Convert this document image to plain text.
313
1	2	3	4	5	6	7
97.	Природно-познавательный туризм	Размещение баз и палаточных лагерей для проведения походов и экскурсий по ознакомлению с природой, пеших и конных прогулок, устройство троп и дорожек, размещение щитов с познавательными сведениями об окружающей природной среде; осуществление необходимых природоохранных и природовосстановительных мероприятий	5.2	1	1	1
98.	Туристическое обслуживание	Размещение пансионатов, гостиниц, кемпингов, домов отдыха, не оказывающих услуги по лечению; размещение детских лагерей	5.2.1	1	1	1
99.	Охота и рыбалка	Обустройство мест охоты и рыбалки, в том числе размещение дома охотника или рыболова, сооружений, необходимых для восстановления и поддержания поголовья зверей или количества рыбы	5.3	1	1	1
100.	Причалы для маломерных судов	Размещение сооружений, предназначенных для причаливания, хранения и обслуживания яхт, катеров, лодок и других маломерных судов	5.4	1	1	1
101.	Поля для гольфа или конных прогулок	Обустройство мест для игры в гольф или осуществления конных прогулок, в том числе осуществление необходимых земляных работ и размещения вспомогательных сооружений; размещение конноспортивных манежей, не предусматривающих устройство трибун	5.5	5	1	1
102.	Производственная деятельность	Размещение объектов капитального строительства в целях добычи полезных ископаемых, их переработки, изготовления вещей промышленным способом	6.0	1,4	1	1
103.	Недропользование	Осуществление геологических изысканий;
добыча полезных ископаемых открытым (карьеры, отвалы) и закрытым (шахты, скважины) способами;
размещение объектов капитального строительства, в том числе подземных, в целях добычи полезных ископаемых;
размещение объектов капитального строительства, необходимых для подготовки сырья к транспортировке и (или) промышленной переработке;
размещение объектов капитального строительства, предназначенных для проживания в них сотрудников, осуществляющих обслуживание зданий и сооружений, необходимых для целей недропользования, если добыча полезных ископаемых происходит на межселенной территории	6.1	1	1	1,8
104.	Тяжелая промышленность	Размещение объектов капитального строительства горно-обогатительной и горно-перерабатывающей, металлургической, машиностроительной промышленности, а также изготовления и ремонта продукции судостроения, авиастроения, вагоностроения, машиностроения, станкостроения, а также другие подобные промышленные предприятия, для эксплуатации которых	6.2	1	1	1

★ ★ ★ ★

• To do: Each line that contains the string "Обустройство" counts once; say how many there are and nothing else.

• In response: 2